━━━━━ TASK MATERIAL
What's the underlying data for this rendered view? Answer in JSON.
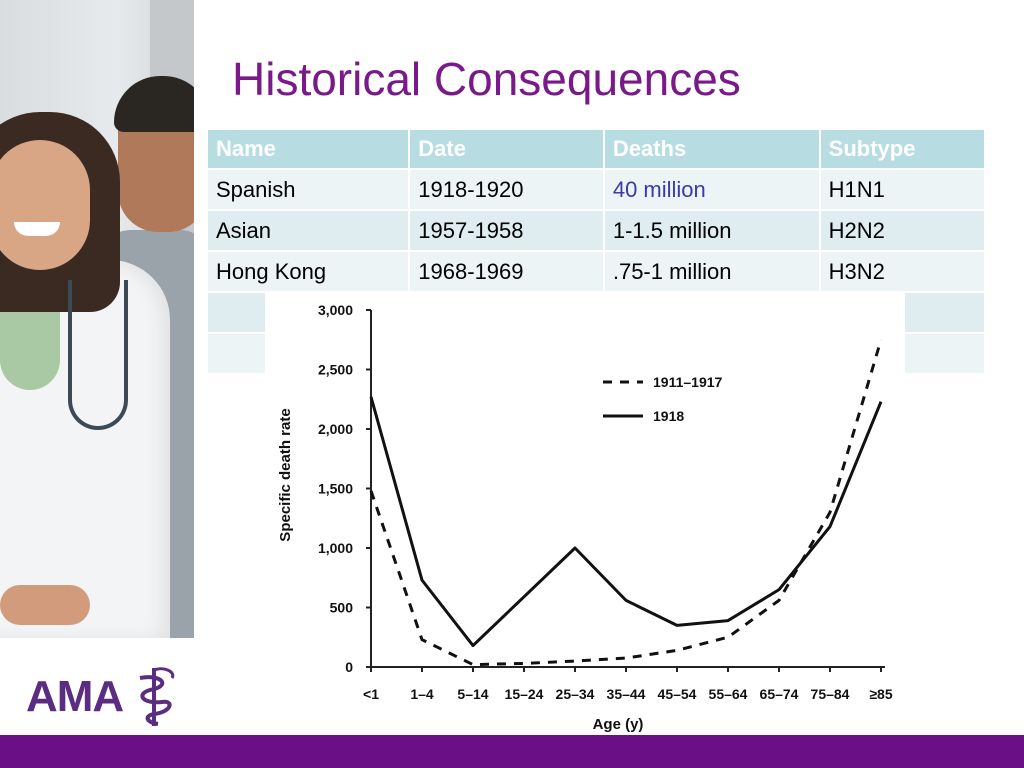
{
  "slide": {
    "title": "Historical Consequences",
    "logo_text": "AMA",
    "colors": {
      "title": "#7a1a8a",
      "footer_bar": "#6a0f86",
      "table_header": "#b7dde3",
      "logo": "#5a2d82"
    }
  },
  "table": {
    "headers": [
      "Name",
      "Date",
      "Deaths",
      "Subtype"
    ],
    "rows": [
      [
        "Spanish",
        "1918-1920",
        "40 million",
        "H1N1"
      ],
      [
        "Asian",
        "1957-1958",
        "1-1.5 million",
        "H2N2"
      ],
      [
        "Hong Kong",
        "1968-1969",
        ".75-1 million",
        "H3N2"
      ]
    ]
  },
  "chart_data": {
    "type": "line",
    "xlabel": "Age (y)",
    "ylabel": "Specific death rate",
    "categories": [
      "<1",
      "1–4",
      "5–14",
      "15–24",
      "25–34",
      "35–44",
      "45–54",
      "55–64",
      "65–74",
      "75–84",
      "≥85"
    ],
    "ylim": [
      0,
      3000
    ],
    "yticks": [
      "0",
      "500",
      "1,000",
      "1,500",
      "2,000",
      "2,500",
      "3,000"
    ],
    "legend_position": "top-right",
    "series": [
      {
        "name": "1911–1917",
        "style": "dashed",
        "values": [
          1480,
          230,
          20,
          30,
          50,
          75,
          140,
          250,
          560,
          1300,
          2750
        ]
      },
      {
        "name": "1918",
        "style": "solid",
        "values": [
          2270,
          730,
          180,
          590,
          1000,
          560,
          350,
          390,
          650,
          1180,
          2230
        ]
      }
    ]
  }
}
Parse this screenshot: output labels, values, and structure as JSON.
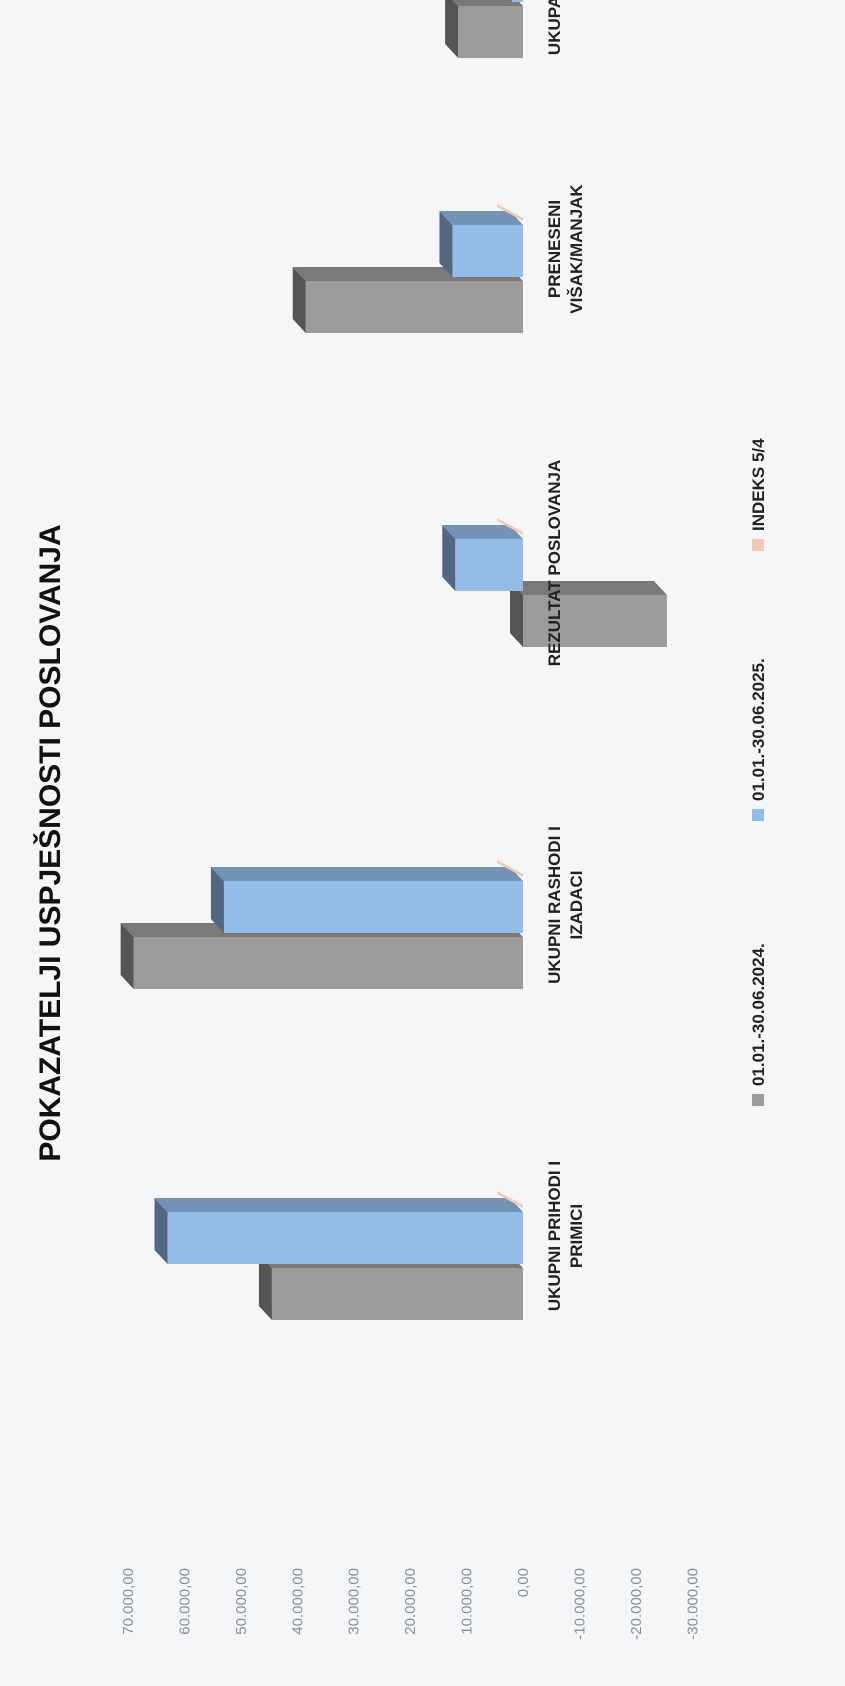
{
  "chart_data": {
    "type": "bar",
    "title": "POKAZATELJI USPJEŠNOSTI POSLOVANJA",
    "categories": [
      [
        "UKUPNI PRIHODI I",
        "PRIMICI"
      ],
      [
        "UKUPNI RASHODI I",
        "IZADACI"
      ],
      [
        "REZULTAT POSLOVANJA"
      ],
      [
        "PRENESENI",
        "VIŠAK/MANJAK"
      ],
      [
        "UKUPAN REZULTAT"
      ]
    ],
    "series": [
      {
        "name": "01.01.-30.06.2024.",
        "values": [
          44500,
          69000,
          -25500,
          38500,
          11500
        ],
        "color": "#9c9a9b"
      },
      {
        "name": "01.01.-30.06.2025.",
        "values": [
          63000,
          53000,
          12000,
          12500,
          2000
        ],
        "color": "#93bde8"
      },
      {
        "name": "INDEKS 5/4",
        "values": [
          0,
          0,
          0,
          0,
          0
        ],
        "color": "#f3c9b6"
      }
    ],
    "yticks": [
      "70.000,00",
      "60.000,00",
      "50.000,00",
      "40.000,00",
      "30.000,00",
      "20.000,00",
      "10.000,00",
      "0,00",
      "-10.000,00",
      "-20.000,00",
      "-30.000,00"
    ],
    "ylim": [
      -30000,
      70000
    ],
    "grid": false,
    "legend_position": "bottom"
  }
}
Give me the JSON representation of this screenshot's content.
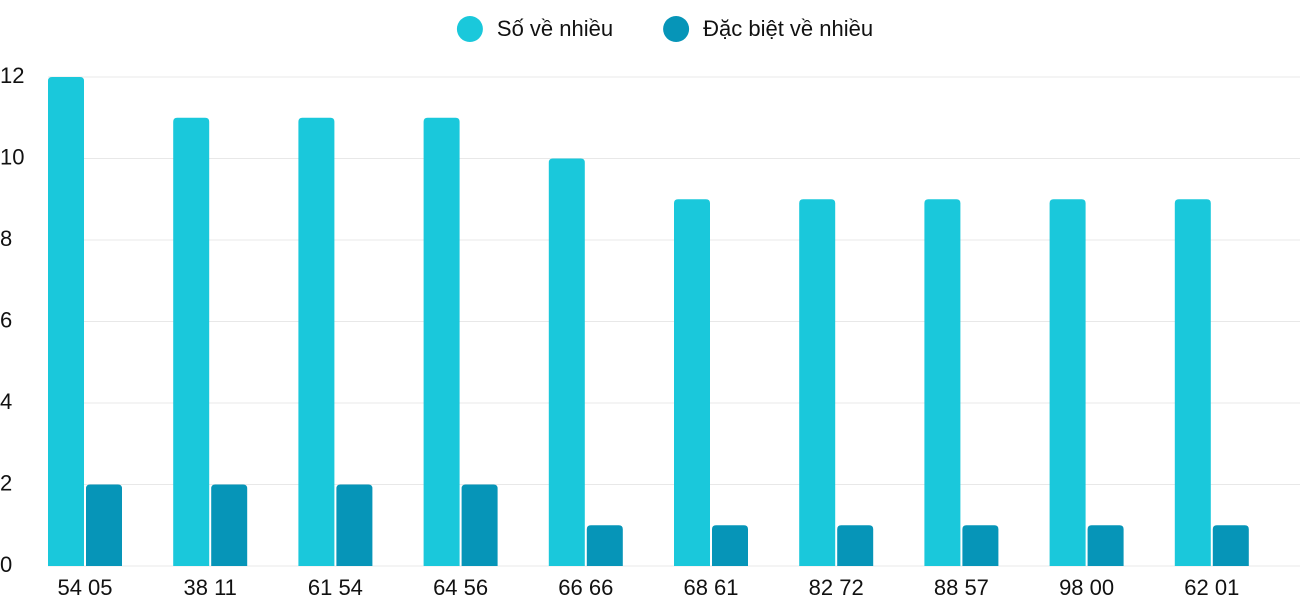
{
  "chart_data": {
    "type": "bar",
    "categories": [
      "54 05",
      "38 11",
      "61 54",
      "64 56",
      "66 66",
      "68 61",
      "82 72",
      "88 57",
      "98 00",
      "62 01"
    ],
    "series": [
      {
        "name": "Số về nhiều",
        "color": "#1ac8db",
        "values": [
          12,
          11,
          11,
          11,
          10,
          9,
          9,
          9,
          9,
          9
        ]
      },
      {
        "name": "Đặc biệt về nhiều",
        "color": "#0695b8",
        "values": [
          2,
          2,
          2,
          2,
          1,
          1,
          1,
          1,
          1,
          1
        ]
      }
    ],
    "ylim": [
      0,
      12
    ],
    "yticks": [
      0,
      2,
      4,
      6,
      8,
      10,
      12
    ],
    "grid": true,
    "legend": "top"
  }
}
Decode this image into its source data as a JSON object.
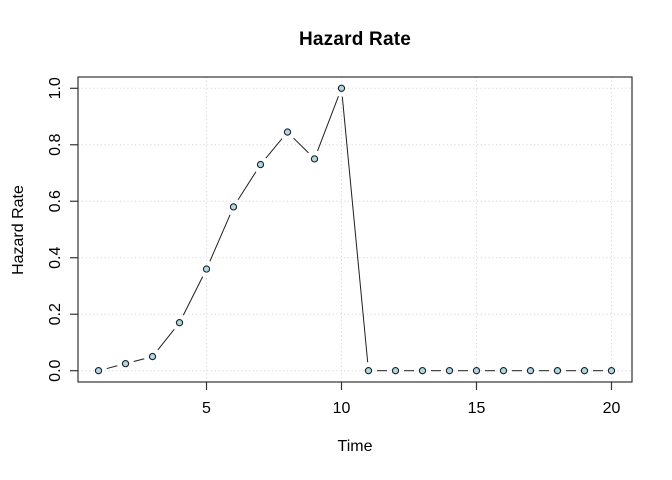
━━━━━━━━━━
PROBLEM REQUIREMENTS: Give the data again exactly as written, with all pictures left out.

WRITTEN SOLUTION:
What's the underlying data for this rendered view? Answer in JSON.
{
  "slide": {
    "title": "Historical Consequences",
    "logo_text": "AMA",
    "colors": {
      "title": "#7a1a8a",
      "footer_bar": "#6a0f86",
      "table_header": "#b7dde3",
      "logo": "#5a2d82"
    }
  },
  "table": {
    "headers": [
      "Name",
      "Date",
      "Deaths",
      "Subtype"
    ],
    "rows": [
      [
        "Spanish",
        "1918-1920",
        "40 million",
        "H1N1"
      ],
      [
        "Asian",
        "1957-1958",
        "1-1.5 million",
        "H2N2"
      ],
      [
        "Hong Kong",
        "1968-1969",
        ".75-1 million",
        "H3N2"
      ]
    ]
  },
  "chart_data": {
    "type": "line",
    "xlabel": "Age (y)",
    "ylabel": "Specific death rate",
    "categories": [
      "<1",
      "1–4",
      "5–14",
      "15–24",
      "25–34",
      "35–44",
      "45–54",
      "55–64",
      "65–74",
      "75–84",
      "≥85"
    ],
    "ylim": [
      0,
      3000
    ],
    "yticks": [
      "0",
      "500",
      "1,000",
      "1,500",
      "2,000",
      "2,500",
      "3,000"
    ],
    "legend_position": "top-right",
    "series": [
      {
        "name": "1911–1917",
        "style": "dashed",
        "values": [
          1480,
          230,
          20,
          30,
          50,
          75,
          140,
          250,
          560,
          1300,
          2750
        ]
      },
      {
        "name": "1918",
        "style": "solid",
        "values": [
          2270,
          730,
          180,
          590,
          1000,
          560,
          350,
          390,
          650,
          1180,
          2230
        ]
      }
    ]
  }
}
Parse this screenshot: output labels, values, and structure as JSON.
{
  "chart_data": {
    "type": "bar",
    "title": "POKAZATELJI USPJEŠNOSTI POSLOVANJA",
    "categories": [
      [
        "UKUPNI PRIHODI I",
        "PRIMICI"
      ],
      [
        "UKUPNI RASHODI I",
        "IZADACI"
      ],
      [
        "REZULTAT POSLOVANJA"
      ],
      [
        "PRENESENI",
        "VIŠAK/MANJAK"
      ],
      [
        "UKUPAN REZULTAT"
      ]
    ],
    "series": [
      {
        "name": "01.01.-30.06.2024.",
        "values": [
          44500,
          69000,
          -25500,
          38500,
          11500
        ],
        "color": "#9c9a9b"
      },
      {
        "name": "01.01.-30.06.2025.",
        "values": [
          63000,
          53000,
          12000,
          12500,
          2000
        ],
        "color": "#93bde8"
      },
      {
        "name": "INDEKS 5/4",
        "values": [
          0,
          0,
          0,
          0,
          0
        ],
        "color": "#f3c9b6"
      }
    ],
    "yticks": [
      "70.000,00",
      "60.000,00",
      "50.000,00",
      "40.000,00",
      "30.000,00",
      "20.000,00",
      "10.000,00",
      "0,00",
      "-10.000,00",
      "-20.000,00",
      "-30.000,00"
    ],
    "ylim": [
      -30000,
      70000
    ],
    "grid": false,
    "legend_position": "bottom"
  }
}
Give me the JSON representation of this screenshot's content.
{
  "chart_data": {
    "type": "bar",
    "categories": [
      "54 05",
      "38 11",
      "61 54",
      "64 56",
      "66 66",
      "68 61",
      "82 72",
      "88 57",
      "98 00",
      "62 01"
    ],
    "series": [
      {
        "name": "Số về nhiều",
        "color": "#1ac8db",
        "values": [
          12,
          11,
          11,
          11,
          10,
          9,
          9,
          9,
          9,
          9
        ]
      },
      {
        "name": "Đặc biệt về nhiều",
        "color": "#0695b8",
        "values": [
          2,
          2,
          2,
          2,
          1,
          1,
          1,
          1,
          1,
          1
        ]
      }
    ],
    "ylim": [
      0,
      12
    ],
    "yticks": [
      0,
      2,
      4,
      6,
      8,
      10,
      12
    ],
    "grid": true,
    "legend": "top"
  }
}
Decode this image into its source data as a JSON object.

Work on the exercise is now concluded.